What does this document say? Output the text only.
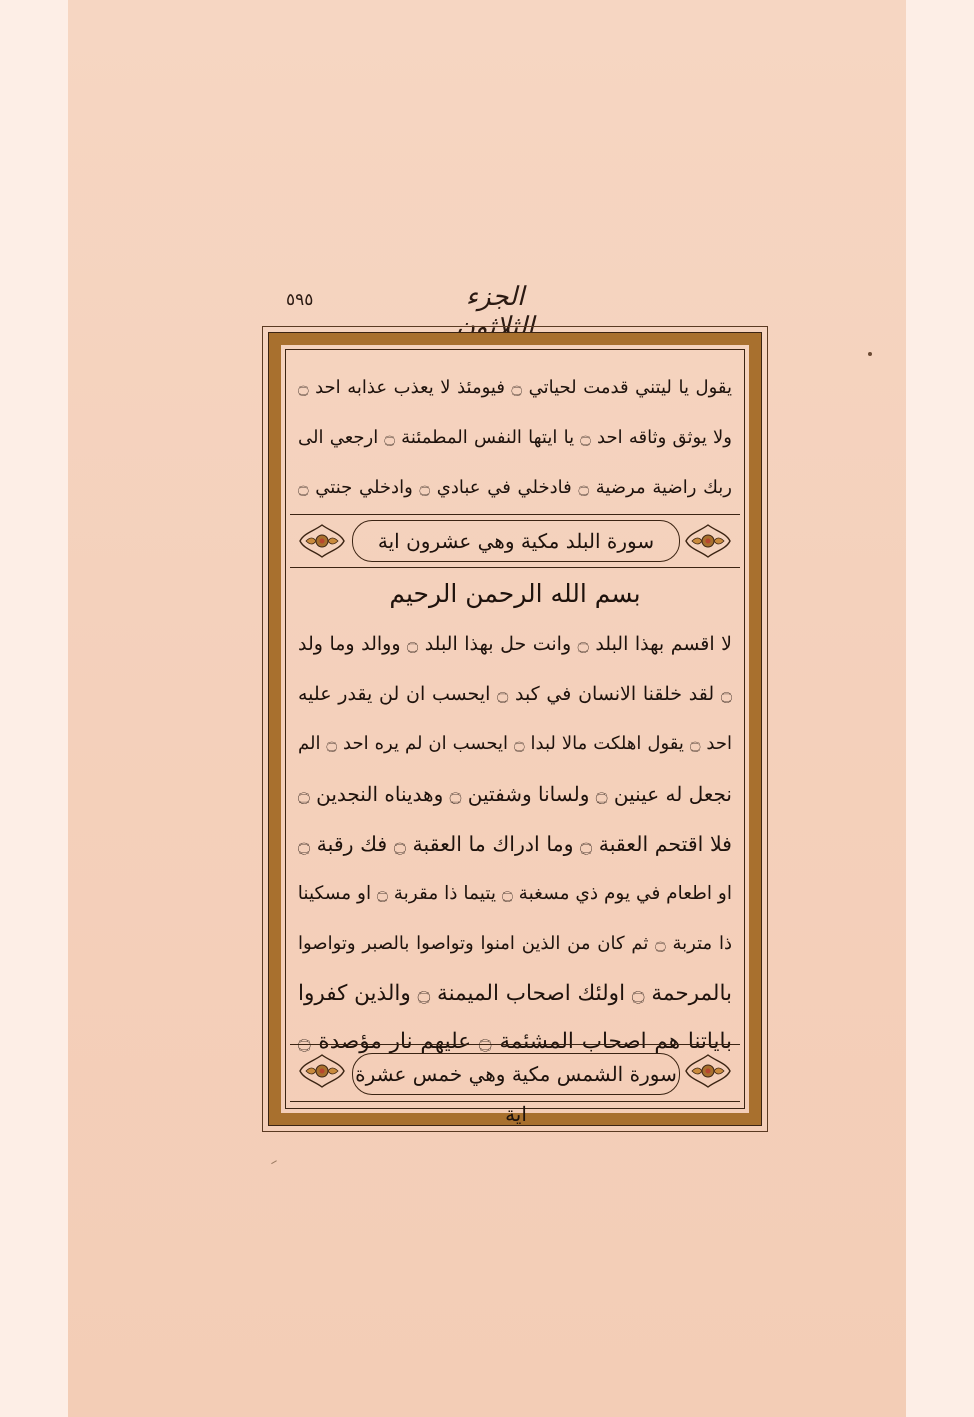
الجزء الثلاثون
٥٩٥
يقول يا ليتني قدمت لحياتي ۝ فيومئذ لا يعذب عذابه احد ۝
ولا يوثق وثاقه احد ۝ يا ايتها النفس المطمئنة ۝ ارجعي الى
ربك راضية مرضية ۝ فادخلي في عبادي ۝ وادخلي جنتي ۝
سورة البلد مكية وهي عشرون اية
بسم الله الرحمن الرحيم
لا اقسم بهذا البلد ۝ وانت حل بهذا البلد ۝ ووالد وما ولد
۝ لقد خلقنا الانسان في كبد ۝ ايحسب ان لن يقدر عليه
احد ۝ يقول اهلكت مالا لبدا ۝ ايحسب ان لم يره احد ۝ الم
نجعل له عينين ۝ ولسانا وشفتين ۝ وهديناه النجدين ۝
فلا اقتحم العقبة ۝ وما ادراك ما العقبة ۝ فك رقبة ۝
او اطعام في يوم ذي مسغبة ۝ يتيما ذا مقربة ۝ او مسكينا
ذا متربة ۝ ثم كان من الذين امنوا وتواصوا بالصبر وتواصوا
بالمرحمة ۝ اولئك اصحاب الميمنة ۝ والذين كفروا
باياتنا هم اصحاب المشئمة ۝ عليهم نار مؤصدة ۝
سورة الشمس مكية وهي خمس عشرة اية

--*--

→ WHAT THE EXERCISE ASKS
Skipping the pictures, transcribe each line above exactly as it appears.

→ SOLUTION TO THIS TASK
What does this document say? Output the text only.
الجزء الثلاثون
٥٩٥
يقول يا ليتني قدمت لحياتي ۝ فيومئذ لا يعذب عذابه احد ۝
ولا يوثق وثاقه احد ۝ يا ايتها النفس المطمئنة ۝ ارجعي الى
ربك راضية مرضية ۝ فادخلي في عبادي ۝ وادخلي جنتي ۝
سورة البلد مكية وهي عشرون اية
بسم الله الرحمن الرحيم
لا اقسم بهذا البلد ۝ وانت حل بهذا البلد ۝ ووالد وما ولد
۝ لقد خلقنا الانسان في كبد ۝ ايحسب ان لن يقدر عليه
احد ۝ يقول اهلكت مالا لبدا ۝ ايحسب ان لم يره احد ۝ الم
نجعل له عينين ۝ ولسانا وشفتين ۝ وهديناه النجدين ۝
فلا اقتحم العقبة ۝ وما ادراك ما العقبة ۝ فك رقبة ۝
او اطعام في يوم ذي مسغبة ۝ يتيما ذا مقربة ۝ او مسكينا
ذا متربة ۝ ثم كان من الذين امنوا وتواصوا بالصبر وتواصوا
بالمرحمة ۝ اولئك اصحاب الميمنة ۝ والذين كفروا
باياتنا هم اصحاب المشئمة ۝ عليهم نار مؤصدة ۝
سورة الشمس مكية وهي خمس عشرة اية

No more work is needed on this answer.